▶ DATA IN THIS EXERCISE
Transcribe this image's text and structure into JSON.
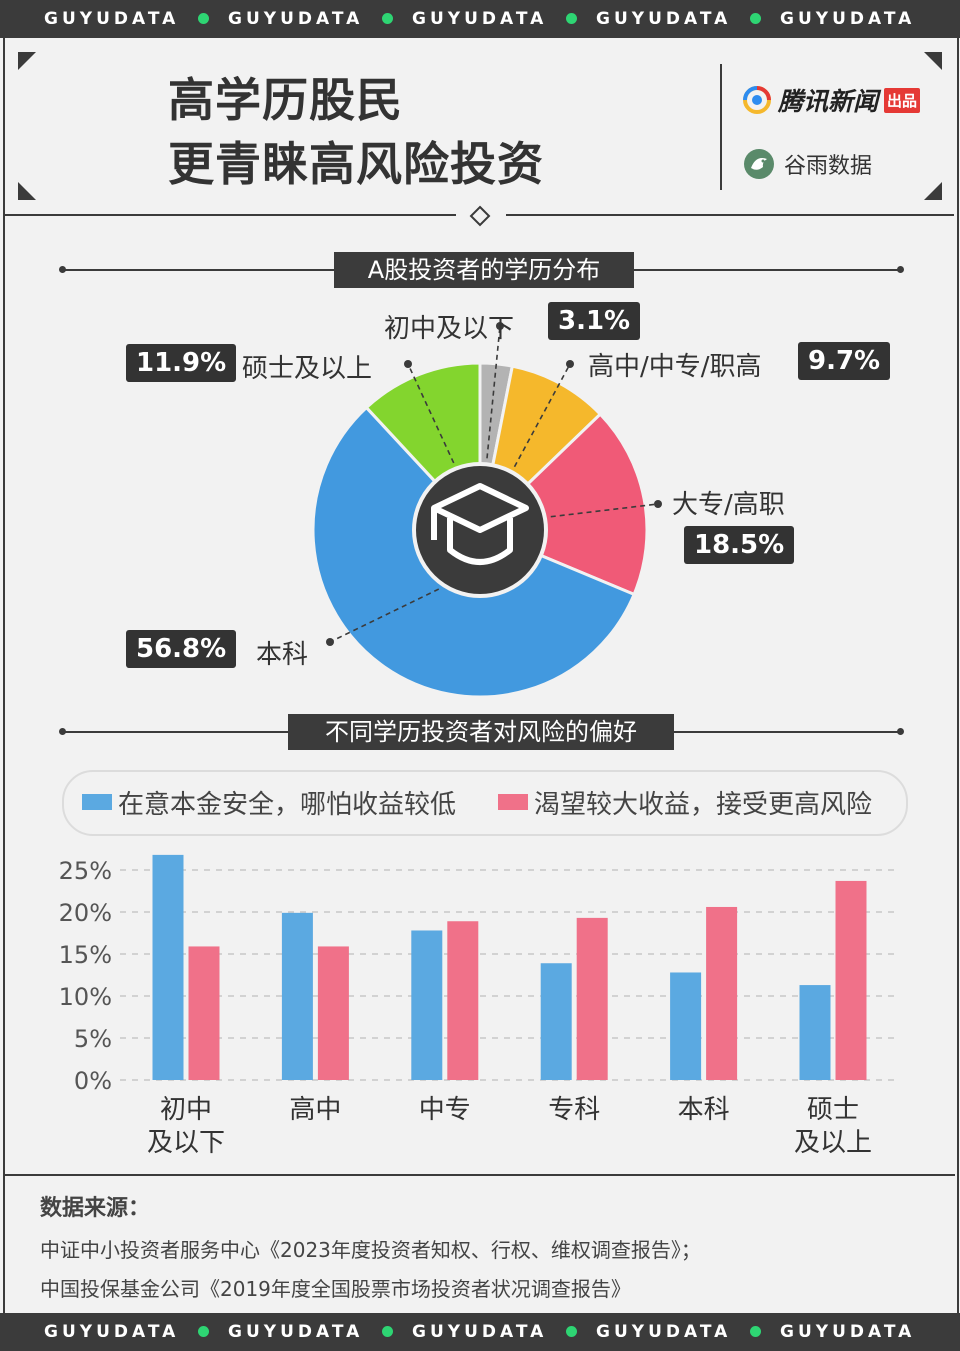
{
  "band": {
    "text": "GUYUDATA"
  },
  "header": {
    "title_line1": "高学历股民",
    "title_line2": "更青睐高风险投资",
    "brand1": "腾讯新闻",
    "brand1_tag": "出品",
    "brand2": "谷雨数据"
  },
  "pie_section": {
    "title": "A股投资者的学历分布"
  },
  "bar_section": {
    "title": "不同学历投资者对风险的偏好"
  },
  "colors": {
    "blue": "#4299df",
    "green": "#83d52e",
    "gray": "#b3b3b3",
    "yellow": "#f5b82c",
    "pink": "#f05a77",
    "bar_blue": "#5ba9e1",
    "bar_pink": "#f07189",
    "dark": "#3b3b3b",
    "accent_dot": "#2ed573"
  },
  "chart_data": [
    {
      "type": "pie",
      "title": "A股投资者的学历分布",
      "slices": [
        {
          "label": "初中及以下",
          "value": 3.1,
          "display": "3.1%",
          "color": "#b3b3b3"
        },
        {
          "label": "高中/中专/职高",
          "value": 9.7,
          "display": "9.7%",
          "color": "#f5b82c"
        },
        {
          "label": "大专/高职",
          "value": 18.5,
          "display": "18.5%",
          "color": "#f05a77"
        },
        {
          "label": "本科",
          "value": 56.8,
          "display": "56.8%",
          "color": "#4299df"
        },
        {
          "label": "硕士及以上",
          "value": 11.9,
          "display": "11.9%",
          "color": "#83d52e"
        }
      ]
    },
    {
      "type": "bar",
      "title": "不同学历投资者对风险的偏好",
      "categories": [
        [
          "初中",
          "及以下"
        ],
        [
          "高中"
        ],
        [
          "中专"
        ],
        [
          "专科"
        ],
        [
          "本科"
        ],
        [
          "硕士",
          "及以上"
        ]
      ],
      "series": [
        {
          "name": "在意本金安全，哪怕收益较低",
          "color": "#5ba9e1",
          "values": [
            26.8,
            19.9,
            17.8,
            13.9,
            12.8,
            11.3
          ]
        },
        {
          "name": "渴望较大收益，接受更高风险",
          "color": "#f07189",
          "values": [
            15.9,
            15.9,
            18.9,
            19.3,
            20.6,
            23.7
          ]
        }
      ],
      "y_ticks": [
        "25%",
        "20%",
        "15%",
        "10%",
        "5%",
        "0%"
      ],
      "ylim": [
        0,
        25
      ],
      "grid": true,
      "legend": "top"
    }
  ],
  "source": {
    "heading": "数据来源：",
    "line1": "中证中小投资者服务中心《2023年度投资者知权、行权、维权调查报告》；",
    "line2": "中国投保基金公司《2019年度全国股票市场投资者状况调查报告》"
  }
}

==

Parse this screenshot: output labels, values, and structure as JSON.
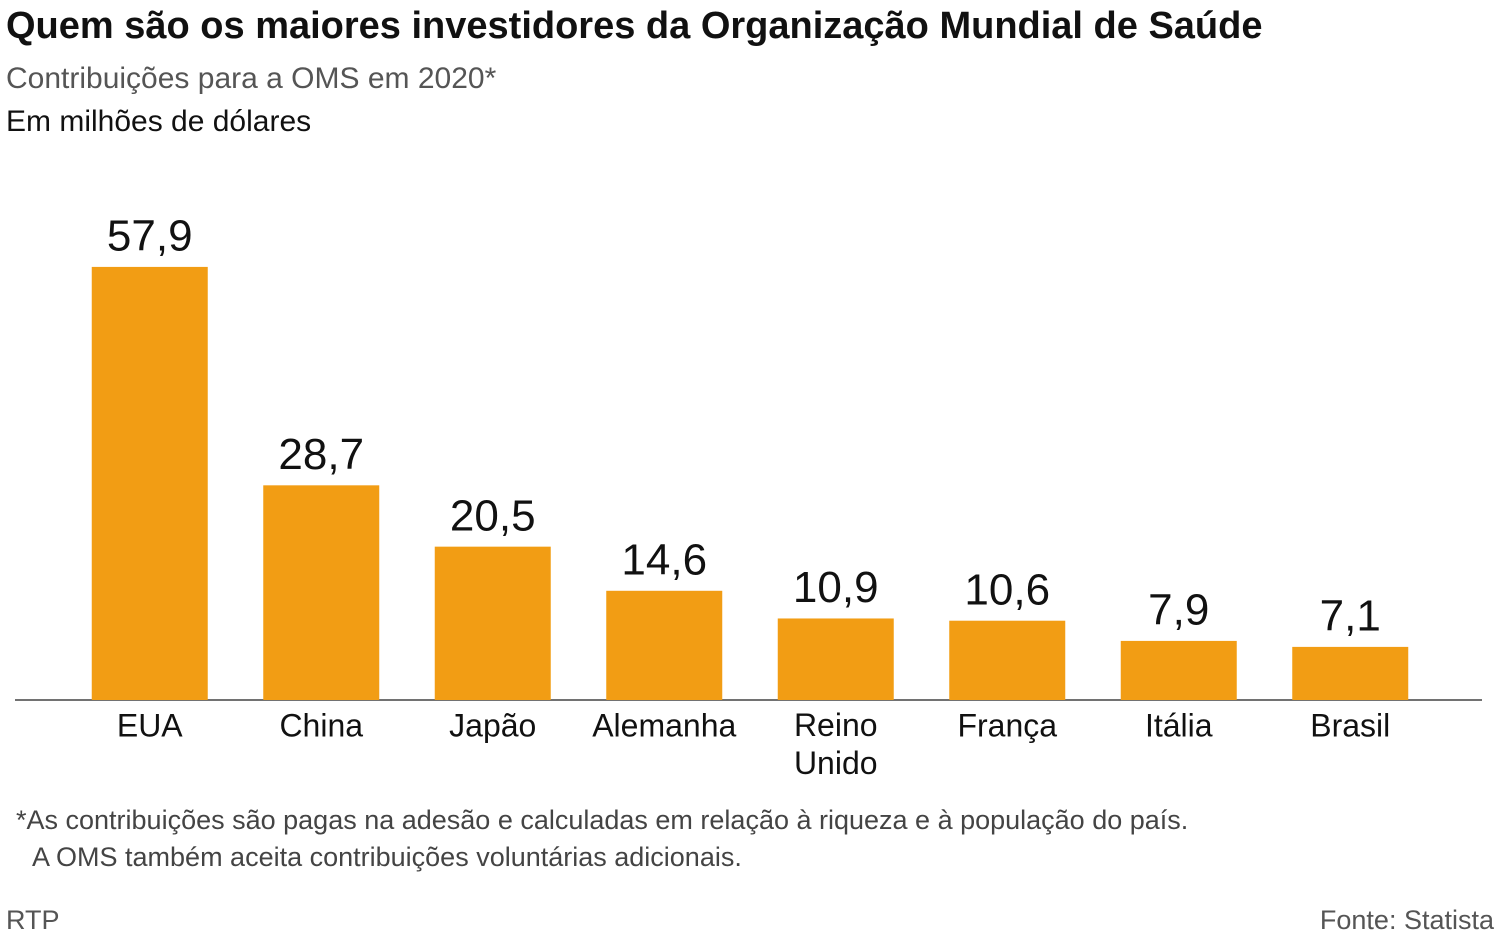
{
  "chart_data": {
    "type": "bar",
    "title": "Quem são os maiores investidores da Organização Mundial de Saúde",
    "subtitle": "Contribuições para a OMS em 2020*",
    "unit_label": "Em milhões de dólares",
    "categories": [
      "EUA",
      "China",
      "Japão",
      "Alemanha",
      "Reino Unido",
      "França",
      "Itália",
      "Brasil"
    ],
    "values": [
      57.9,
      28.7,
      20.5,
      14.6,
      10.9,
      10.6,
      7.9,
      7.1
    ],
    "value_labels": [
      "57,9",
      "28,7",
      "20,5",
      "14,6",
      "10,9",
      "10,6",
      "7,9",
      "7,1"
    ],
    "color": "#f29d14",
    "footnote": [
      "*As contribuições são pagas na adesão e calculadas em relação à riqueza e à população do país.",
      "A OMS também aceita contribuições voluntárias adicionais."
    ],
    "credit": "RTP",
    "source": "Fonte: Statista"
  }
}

==

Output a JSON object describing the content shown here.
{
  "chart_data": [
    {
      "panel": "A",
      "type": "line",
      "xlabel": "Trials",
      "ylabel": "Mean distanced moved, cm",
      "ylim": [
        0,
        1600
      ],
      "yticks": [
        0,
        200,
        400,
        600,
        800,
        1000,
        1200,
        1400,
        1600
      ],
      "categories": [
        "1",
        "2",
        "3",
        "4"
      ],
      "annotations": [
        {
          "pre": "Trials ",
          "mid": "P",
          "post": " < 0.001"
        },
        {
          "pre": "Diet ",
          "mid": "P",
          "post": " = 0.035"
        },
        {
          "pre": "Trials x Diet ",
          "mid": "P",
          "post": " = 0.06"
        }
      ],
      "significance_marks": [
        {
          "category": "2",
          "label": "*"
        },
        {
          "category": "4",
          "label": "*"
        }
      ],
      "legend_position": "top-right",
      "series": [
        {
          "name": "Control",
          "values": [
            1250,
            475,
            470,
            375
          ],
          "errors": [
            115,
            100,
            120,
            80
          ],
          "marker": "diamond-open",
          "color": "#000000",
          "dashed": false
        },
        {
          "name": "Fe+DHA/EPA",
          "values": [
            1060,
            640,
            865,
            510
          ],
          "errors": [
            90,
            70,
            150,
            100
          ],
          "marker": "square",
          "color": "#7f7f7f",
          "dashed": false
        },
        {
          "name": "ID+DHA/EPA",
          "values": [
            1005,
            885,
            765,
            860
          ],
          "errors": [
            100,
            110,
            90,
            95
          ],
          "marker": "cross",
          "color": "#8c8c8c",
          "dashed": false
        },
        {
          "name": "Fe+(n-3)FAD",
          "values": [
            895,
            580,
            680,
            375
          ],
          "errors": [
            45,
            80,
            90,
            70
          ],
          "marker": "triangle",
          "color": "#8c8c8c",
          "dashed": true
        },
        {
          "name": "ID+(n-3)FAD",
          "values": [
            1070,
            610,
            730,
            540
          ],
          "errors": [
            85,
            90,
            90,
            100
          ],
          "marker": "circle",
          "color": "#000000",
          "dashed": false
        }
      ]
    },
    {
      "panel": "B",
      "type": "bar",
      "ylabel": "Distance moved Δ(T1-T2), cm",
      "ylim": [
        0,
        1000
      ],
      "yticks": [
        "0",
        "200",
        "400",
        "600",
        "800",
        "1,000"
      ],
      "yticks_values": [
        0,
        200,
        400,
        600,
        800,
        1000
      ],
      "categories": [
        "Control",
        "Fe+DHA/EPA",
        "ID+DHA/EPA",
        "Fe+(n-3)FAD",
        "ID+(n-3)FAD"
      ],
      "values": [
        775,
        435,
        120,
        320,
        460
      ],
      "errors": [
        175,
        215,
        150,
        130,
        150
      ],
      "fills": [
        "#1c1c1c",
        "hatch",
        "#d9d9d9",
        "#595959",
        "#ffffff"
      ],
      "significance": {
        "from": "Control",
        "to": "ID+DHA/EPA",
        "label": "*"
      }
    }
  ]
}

▶ EXERCISE DETAILS
Pull out all lines from the entries above that include the word "A股投资者的学历分布".

▶ SOLUTION
    "title": "A股投资者的学历分布"
      "title": "A股投资者的学历分布",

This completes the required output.